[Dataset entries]
┌──

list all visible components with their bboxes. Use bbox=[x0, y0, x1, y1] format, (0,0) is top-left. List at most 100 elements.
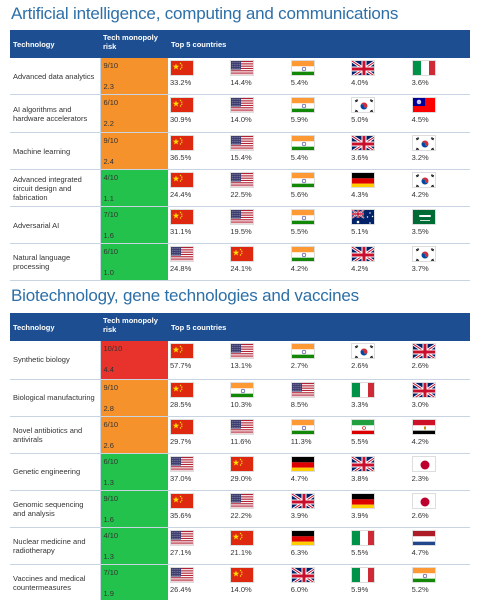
technology-name: Machine learning bbox=[10, 132, 101, 170]
header-risk: Tech monopoly risk bbox=[100, 30, 168, 58]
italy-flag-icon bbox=[351, 566, 376, 583]
country-cell: 4.0% bbox=[349, 58, 410, 95]
country-share: 2.3% bbox=[411, 473, 429, 483]
country-share: 5.5% bbox=[351, 547, 369, 557]
usa-flag-icon bbox=[170, 455, 194, 472]
monopoly-risk-cell: 6/10 2.6 bbox=[100, 416, 168, 454]
monopoly-risk-cell: 6/10 1.3 bbox=[100, 453, 168, 491]
header-risk: Tech monopoly risk bbox=[100, 313, 168, 341]
country-cell: 57.7% bbox=[168, 341, 229, 380]
country-share: 4.5% bbox=[411, 115, 429, 124]
table-row: Biological manufacturing 9/10 2.8 28.5% … bbox=[10, 379, 470, 417]
usa-flag-icon bbox=[170, 529, 194, 546]
uk-flag-icon bbox=[351, 60, 376, 76]
country-cell: 8.5% bbox=[288, 379, 350, 417]
japan-flag-icon bbox=[411, 492, 436, 509]
country-share: 4.3% bbox=[351, 190, 369, 199]
table-row: Novel antibiotics and antivirals 6/10 2.… bbox=[10, 416, 470, 454]
header-top5: Top 5 countries bbox=[168, 30, 470, 58]
country-cell: 5.6% bbox=[288, 169, 350, 207]
country-share: 10.3% bbox=[230, 399, 252, 409]
japan-flag-icon bbox=[411, 455, 436, 472]
country-share: 26.4% bbox=[170, 584, 192, 594]
table-row: Advanced integrated circuit design and f… bbox=[10, 169, 470, 207]
india-flag-icon bbox=[290, 135, 315, 151]
india-flag-icon bbox=[290, 418, 315, 435]
india-flag-icon bbox=[290, 97, 315, 113]
header-top5: Top 5 countries bbox=[168, 313, 470, 341]
country-share: 3.6% bbox=[351, 153, 369, 162]
usa-flag-icon bbox=[230, 343, 255, 359]
monopoly-risk-cell: 9/10 2.3 bbox=[100, 58, 168, 95]
india-flag-icon bbox=[230, 381, 255, 398]
monopoly-risk-cell: 9/10 2.8 bbox=[100, 379, 168, 417]
country-cell: 36.5% bbox=[168, 132, 229, 170]
south-korea-flag-icon bbox=[411, 172, 436, 188]
usa-flag-icon bbox=[170, 566, 194, 583]
country-share: 3.7% bbox=[411, 264, 429, 273]
china-flag-icon bbox=[170, 97, 194, 113]
country-share: 24.8% bbox=[170, 264, 192, 273]
egypt-flag-icon bbox=[411, 418, 436, 435]
risk-index: 2.4 bbox=[103, 157, 114, 166]
china-flag-icon bbox=[230, 529, 255, 546]
country-share: 22.5% bbox=[230, 190, 252, 199]
country-share: 4.2% bbox=[411, 190, 429, 199]
country-cell: 5.9% bbox=[288, 94, 350, 133]
country-share: 5.5% bbox=[290, 227, 308, 236]
country-share: 3.8% bbox=[351, 473, 369, 483]
uk-flag-icon bbox=[351, 246, 376, 262]
india-flag-icon bbox=[290, 209, 315, 225]
technology-name: Advanced data analytics bbox=[10, 58, 101, 95]
country-cell: 28.5% bbox=[168, 379, 229, 417]
india-flag-icon bbox=[290, 60, 315, 76]
taiwan-flag-icon bbox=[411, 97, 436, 113]
country-share: 19.5% bbox=[230, 227, 252, 236]
iran-flag-icon bbox=[351, 418, 376, 435]
country-share: 24.1% bbox=[230, 264, 252, 273]
china-flag-icon bbox=[170, 172, 194, 188]
india-flag-icon bbox=[290, 172, 315, 188]
germany-flag-icon bbox=[351, 172, 376, 188]
country-share: 3.0% bbox=[411, 399, 429, 409]
country-share: 14.0% bbox=[230, 115, 252, 124]
country-cell: 2.6% bbox=[409, 341, 470, 380]
usa-flag-icon bbox=[170, 246, 194, 262]
country-share: 2.6% bbox=[411, 361, 429, 370]
usa-flag-icon bbox=[230, 135, 255, 151]
italy-flag-icon bbox=[351, 529, 376, 546]
country-cell: 26.4% bbox=[168, 564, 229, 600]
risk-index: 1.6 bbox=[103, 231, 114, 240]
risk-index: 1.3 bbox=[103, 477, 114, 487]
technology-name: Natural language processing bbox=[10, 243, 101, 281]
technology-name: Advanced integrated circuit design and f… bbox=[10, 169, 101, 207]
table-row: Genomic sequencing and analysis 9/10 1.6… bbox=[10, 490, 470, 528]
country-share: 5.4% bbox=[290, 78, 308, 87]
usa-flag-icon bbox=[230, 172, 255, 188]
risk-score: 6/10 bbox=[103, 247, 119, 256]
country-cell: 2.3% bbox=[409, 453, 470, 491]
country-cell: 6.0% bbox=[288, 564, 350, 600]
usa-flag-icon bbox=[230, 209, 255, 225]
uk-flag-icon bbox=[411, 343, 436, 359]
country-cell: 5.9% bbox=[349, 564, 410, 600]
country-share: 4.7% bbox=[290, 473, 308, 483]
country-share: 31.1% bbox=[170, 227, 192, 236]
netherlands-flag-icon bbox=[411, 529, 436, 546]
risk-score: 7/10 bbox=[103, 210, 119, 219]
country-cell: 11.6% bbox=[228, 416, 289, 454]
china-flag-icon bbox=[170, 135, 194, 151]
monopoly-risk-cell: 9/10 1.6 bbox=[100, 490, 168, 528]
country-cell: 3.3% bbox=[349, 379, 410, 417]
country-cell: 24.4% bbox=[168, 169, 229, 207]
country-cell: 5.5% bbox=[349, 416, 410, 454]
country-cell: 6.3% bbox=[288, 527, 350, 565]
country-share: 21.1% bbox=[230, 547, 252, 557]
country-cell: 3.9% bbox=[288, 490, 350, 528]
technology-name: Genetic engineering bbox=[10, 453, 101, 491]
country-cell: 4.7% bbox=[409, 527, 470, 565]
country-share: 57.7% bbox=[170, 361, 192, 370]
country-cell: 3.6% bbox=[349, 132, 410, 170]
country-cell: 35.6% bbox=[168, 490, 229, 528]
country-share: 11.3% bbox=[290, 436, 312, 446]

└──

[EXERCISE DIRECTIONS]
Any picture found in the data is to be skipped while the rest is copied exactly.

[PROBLEM SOLUTION]
list all visible components with their bboxes. Use bbox=[x0, y0, x1, y1] format, (0,0) is top-left. List at most 100 elements.
technology-name: Machine learning bbox=[10, 132, 101, 170]
header-risk: Tech monopoly risk bbox=[100, 30, 168, 58]
italy-flag-icon bbox=[351, 566, 376, 583]
country-cell: 4.0% bbox=[349, 58, 410, 95]
country-share: 2.3% bbox=[411, 473, 429, 483]
country-share: 5.5% bbox=[351, 547, 369, 557]
usa-flag-icon bbox=[170, 455, 194, 472]
monopoly-risk-cell: 6/10 2.6 bbox=[100, 416, 168, 454]
monopoly-risk-cell: 6/10 1.3 bbox=[100, 453, 168, 491]
header-risk: Tech monopoly risk bbox=[100, 313, 168, 341]
country-cell: 57.7% bbox=[168, 341, 229, 380]
country-share: 4.5% bbox=[411, 115, 429, 124]
table-row: Biological manufacturing 9/10 2.8 28.5% … bbox=[10, 379, 470, 417]
usa-flag-icon bbox=[170, 529, 194, 546]
uk-flag-icon bbox=[351, 60, 376, 76]
country-cell: 8.5% bbox=[288, 379, 350, 417]
japan-flag-icon bbox=[411, 492, 436, 509]
country-share: 4.3% bbox=[351, 190, 369, 199]
table-row: Novel antibiotics and antivirals 6/10 2.… bbox=[10, 416, 470, 454]
header-top5: Top 5 countries bbox=[168, 30, 470, 58]
country-cell: 5.6% bbox=[288, 169, 350, 207]
country-share: 10.3% bbox=[230, 399, 252, 409]
japan-flag-icon bbox=[411, 455, 436, 472]
country-share: 26.4% bbox=[170, 584, 192, 594]
table-row: Advanced integrated circuit design and f… bbox=[10, 169, 470, 207]
india-flag-icon bbox=[290, 135, 315, 151]
india-flag-icon bbox=[290, 418, 315, 435]
india-flag-icon bbox=[290, 97, 315, 113]
header-top5: Top 5 countries bbox=[168, 313, 470, 341]
country-share: 3.6% bbox=[351, 153, 369, 162]
usa-flag-icon bbox=[230, 343, 255, 359]
monopoly-risk-cell: 9/10 2.3 bbox=[100, 58, 168, 95]
india-flag-icon bbox=[230, 381, 255, 398]
monopoly-risk-cell: 9/10 2.8 bbox=[100, 379, 168, 417]
country-cell: 36.5% bbox=[168, 132, 229, 170]
south-korea-flag-icon bbox=[411, 172, 436, 188]
usa-flag-icon bbox=[170, 566, 194, 583]
country-share: 3.7% bbox=[411, 264, 429, 273]
china-flag-icon bbox=[170, 97, 194, 113]
country-share: 24.8% bbox=[170, 264, 192, 273]
egypt-flag-icon bbox=[411, 418, 436, 435]
risk-index: 2.4 bbox=[103, 157, 114, 166]
china-flag-icon bbox=[230, 529, 255, 546]
country-share: 22.5% bbox=[230, 190, 252, 199]
country-share: 4.2% bbox=[411, 190, 429, 199]
country-cell: 5.9% bbox=[288, 94, 350, 133]
country-share: 5.5% bbox=[290, 227, 308, 236]
country-share: 3.8% bbox=[351, 473, 369, 483]
uk-flag-icon bbox=[351, 246, 376, 262]
india-flag-icon bbox=[290, 209, 315, 225]
technology-name: Advanced data analytics bbox=[10, 58, 101, 95]
country-cell: 28.5% bbox=[168, 379, 229, 417]
india-flag-icon bbox=[290, 60, 315, 76]
taiwan-flag-icon bbox=[411, 97, 436, 113]
country-share: 19.5% bbox=[230, 227, 252, 236]
iran-flag-icon bbox=[351, 418, 376, 435]
country-share: 24.1% bbox=[230, 264, 252, 273]
china-flag-icon bbox=[170, 172, 194, 188]
india-flag-icon bbox=[290, 172, 315, 188]
germany-flag-icon bbox=[351, 172, 376, 188]
country-share: 3.0% bbox=[411, 399, 429, 409]
country-share: 14.0% bbox=[230, 115, 252, 124]
country-cell: 2.6% bbox=[409, 341, 470, 380]
usa-flag-icon bbox=[170, 246, 194, 262]
country-share: 2.6% bbox=[411, 361, 429, 370]
usa-flag-icon bbox=[230, 135, 255, 151]
italy-flag-icon bbox=[351, 529, 376, 546]
country-cell: 26.4% bbox=[168, 564, 229, 600]
risk-index: 1.6 bbox=[103, 231, 114, 240]
risk-index: 1.3 bbox=[103, 477, 114, 487]
technology-name: Natural language processing bbox=[10, 243, 101, 281]
technology-name: Advanced integrated circuit design and f… bbox=[10, 169, 101, 207]
table-row: Genomic sequencing and analysis 9/10 1.6… bbox=[10, 490, 470, 528]
country-share: 5.4% bbox=[290, 78, 308, 87]
usa-flag-icon bbox=[230, 172, 255, 188]
risk-score: 6/10 bbox=[103, 247, 119, 256]
country-cell: 2.3% bbox=[409, 453, 470, 491]
country-cell: 6.0% bbox=[288, 564, 350, 600]
usa-flag-icon bbox=[230, 209, 255, 225]
uk-flag-icon bbox=[411, 343, 436, 359]
country-cell: 5.9% bbox=[349, 564, 410, 600]
country-share: 4.7% bbox=[290, 473, 308, 483]
country-share: 31.1% bbox=[170, 227, 192, 236]
netherlands-flag-icon bbox=[411, 529, 436, 546]
risk-score: 7/10 bbox=[103, 210, 119, 219]
country-cell: 11.6% bbox=[228, 416, 289, 454]
china-flag-icon bbox=[170, 135, 194, 151]
monopoly-risk-cell: 9/10 1.6 bbox=[100, 490, 168, 528]
country-cell: 3.3% bbox=[349, 379, 410, 417]
country-cell: 24.4% bbox=[168, 169, 229, 207]
country-cell: 5.5% bbox=[349, 416, 410, 454]
country-cell: 6.3% bbox=[288, 527, 350, 565]
country-share: 21.1% bbox=[230, 547, 252, 557]
country-cell: 3.9% bbox=[288, 490, 350, 528]
technology-name: Genetic engineering bbox=[10, 453, 101, 491]
country-cell: 4.7% bbox=[409, 527, 470, 565]
country-share: 57.7% bbox=[170, 361, 192, 370]
country-cell: 3.6% bbox=[349, 132, 410, 170]
country-cell: 35.6% bbox=[168, 490, 229, 528]
country-share: 11.3% bbox=[290, 436, 312, 446]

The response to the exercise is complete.